DATA SHOWN:
————

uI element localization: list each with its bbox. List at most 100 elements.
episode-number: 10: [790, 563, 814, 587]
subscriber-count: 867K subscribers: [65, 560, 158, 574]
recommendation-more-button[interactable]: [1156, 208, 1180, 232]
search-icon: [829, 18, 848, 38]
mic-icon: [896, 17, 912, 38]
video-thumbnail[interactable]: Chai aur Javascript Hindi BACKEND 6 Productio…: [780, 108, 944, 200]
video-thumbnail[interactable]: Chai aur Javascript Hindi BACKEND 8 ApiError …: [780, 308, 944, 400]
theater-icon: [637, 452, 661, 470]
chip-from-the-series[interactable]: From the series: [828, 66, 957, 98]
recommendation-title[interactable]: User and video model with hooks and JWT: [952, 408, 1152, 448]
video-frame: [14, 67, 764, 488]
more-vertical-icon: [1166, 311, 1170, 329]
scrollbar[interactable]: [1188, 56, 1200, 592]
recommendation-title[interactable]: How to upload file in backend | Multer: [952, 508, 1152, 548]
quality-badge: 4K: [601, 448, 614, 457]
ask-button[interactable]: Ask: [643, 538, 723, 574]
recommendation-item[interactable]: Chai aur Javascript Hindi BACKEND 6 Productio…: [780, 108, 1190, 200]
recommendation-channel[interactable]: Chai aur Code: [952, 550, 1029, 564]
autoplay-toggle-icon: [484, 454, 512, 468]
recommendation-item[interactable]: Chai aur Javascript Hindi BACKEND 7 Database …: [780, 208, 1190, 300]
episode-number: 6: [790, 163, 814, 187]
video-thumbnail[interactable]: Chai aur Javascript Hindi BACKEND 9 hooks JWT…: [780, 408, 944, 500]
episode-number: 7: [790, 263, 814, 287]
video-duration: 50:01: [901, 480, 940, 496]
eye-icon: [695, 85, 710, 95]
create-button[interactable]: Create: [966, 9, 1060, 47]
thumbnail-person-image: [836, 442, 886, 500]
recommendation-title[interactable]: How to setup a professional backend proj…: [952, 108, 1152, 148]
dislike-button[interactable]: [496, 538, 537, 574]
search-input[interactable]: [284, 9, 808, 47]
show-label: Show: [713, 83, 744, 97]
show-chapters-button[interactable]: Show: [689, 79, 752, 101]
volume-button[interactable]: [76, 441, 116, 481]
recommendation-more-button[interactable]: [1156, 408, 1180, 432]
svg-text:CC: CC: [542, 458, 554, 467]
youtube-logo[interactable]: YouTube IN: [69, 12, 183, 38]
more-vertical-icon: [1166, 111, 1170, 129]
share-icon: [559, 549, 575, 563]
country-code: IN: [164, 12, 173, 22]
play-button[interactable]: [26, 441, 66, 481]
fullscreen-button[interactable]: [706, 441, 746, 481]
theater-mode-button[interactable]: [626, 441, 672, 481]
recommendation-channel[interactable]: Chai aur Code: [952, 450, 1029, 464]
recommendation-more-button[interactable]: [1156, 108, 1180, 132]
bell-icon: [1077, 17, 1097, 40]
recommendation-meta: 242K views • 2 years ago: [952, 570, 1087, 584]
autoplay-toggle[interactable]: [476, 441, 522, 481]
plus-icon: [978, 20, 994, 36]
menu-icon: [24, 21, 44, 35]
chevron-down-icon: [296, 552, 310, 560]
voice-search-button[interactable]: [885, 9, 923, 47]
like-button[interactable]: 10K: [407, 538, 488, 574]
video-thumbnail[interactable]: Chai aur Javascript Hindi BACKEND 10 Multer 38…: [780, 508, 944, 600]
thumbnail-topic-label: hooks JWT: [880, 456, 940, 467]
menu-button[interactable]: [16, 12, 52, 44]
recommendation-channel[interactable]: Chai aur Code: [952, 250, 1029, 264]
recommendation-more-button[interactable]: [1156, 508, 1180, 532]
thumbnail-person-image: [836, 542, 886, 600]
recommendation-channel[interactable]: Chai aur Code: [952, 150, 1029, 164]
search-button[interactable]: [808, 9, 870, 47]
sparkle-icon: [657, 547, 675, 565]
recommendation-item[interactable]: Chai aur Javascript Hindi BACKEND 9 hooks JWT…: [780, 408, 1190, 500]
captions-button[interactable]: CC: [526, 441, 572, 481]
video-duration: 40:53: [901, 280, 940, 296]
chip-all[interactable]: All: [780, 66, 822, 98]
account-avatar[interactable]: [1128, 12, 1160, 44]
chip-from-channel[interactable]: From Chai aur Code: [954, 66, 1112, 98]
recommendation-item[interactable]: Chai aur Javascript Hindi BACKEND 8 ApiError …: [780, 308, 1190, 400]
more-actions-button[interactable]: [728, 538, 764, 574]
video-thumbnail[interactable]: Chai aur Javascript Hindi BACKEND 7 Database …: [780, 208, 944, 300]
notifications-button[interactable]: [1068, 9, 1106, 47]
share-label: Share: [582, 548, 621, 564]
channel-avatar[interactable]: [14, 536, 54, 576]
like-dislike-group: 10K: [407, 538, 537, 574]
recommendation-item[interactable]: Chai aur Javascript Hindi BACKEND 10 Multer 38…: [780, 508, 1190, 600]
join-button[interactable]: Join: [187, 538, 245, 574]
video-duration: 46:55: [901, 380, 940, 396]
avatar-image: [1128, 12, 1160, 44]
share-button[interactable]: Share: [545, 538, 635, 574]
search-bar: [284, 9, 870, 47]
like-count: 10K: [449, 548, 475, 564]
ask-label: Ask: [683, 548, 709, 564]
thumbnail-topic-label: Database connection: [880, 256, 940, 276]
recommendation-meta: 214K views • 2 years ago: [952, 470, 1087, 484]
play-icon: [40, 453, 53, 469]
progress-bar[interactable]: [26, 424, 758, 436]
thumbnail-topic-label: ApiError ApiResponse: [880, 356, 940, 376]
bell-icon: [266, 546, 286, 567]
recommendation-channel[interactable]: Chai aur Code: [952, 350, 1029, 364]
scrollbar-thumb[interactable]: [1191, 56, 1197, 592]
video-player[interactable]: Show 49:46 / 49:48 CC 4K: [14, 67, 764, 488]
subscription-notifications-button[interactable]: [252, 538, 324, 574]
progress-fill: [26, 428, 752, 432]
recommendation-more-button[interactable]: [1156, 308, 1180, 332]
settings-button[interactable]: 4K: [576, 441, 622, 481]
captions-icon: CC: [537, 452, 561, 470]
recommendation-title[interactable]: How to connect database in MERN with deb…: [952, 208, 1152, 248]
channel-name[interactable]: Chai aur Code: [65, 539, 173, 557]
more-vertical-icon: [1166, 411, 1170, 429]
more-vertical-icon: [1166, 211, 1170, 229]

————

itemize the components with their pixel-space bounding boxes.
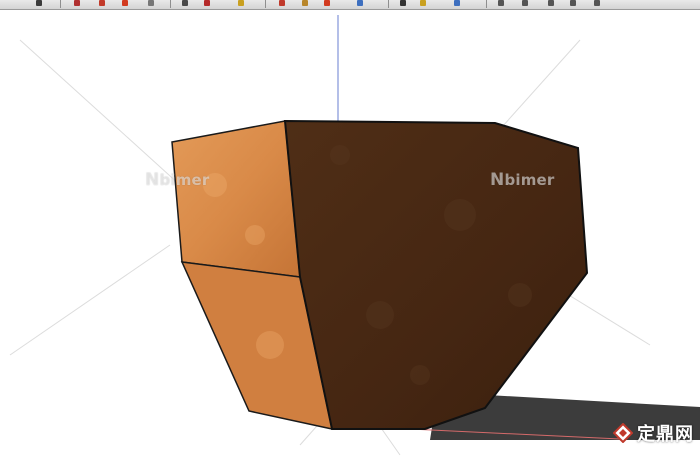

————

PROMPT: Please copy the lines word for word, starting at the line that contains "uI element localization: list" and stopping after the line that contains "ask-button[interactable]: Ask: [643, 538, 723, 574]".

EXERCISE SOLUTION:
uI element localization: list each with its bbox. List at most 100 elements.
episode-number: 10: [790, 563, 814, 587]
subscriber-count: 867K subscribers: [65, 560, 158, 574]
recommendation-more-button[interactable]: [1156, 208, 1180, 232]
search-icon: [829, 18, 848, 38]
mic-icon: [896, 17, 912, 38]
video-thumbnail[interactable]: Chai aur Javascript Hindi BACKEND 6 Productio…: [780, 108, 944, 200]
video-thumbnail[interactable]: Chai aur Javascript Hindi BACKEND 8 ApiError …: [780, 308, 944, 400]
theater-icon: [637, 452, 661, 470]
chip-from-the-series[interactable]: From the series: [828, 66, 957, 98]
recommendation-title[interactable]: User and video model with hooks and JWT: [952, 408, 1152, 448]
video-frame: [14, 67, 764, 488]
more-vertical-icon: [1166, 311, 1170, 329]
scrollbar[interactable]: [1188, 56, 1200, 592]
recommendation-title[interactable]: How to upload file in backend | Multer: [952, 508, 1152, 548]
quality-badge: 4K: [601, 448, 614, 457]
ask-button[interactable]: Ask: [643, 538, 723, 574]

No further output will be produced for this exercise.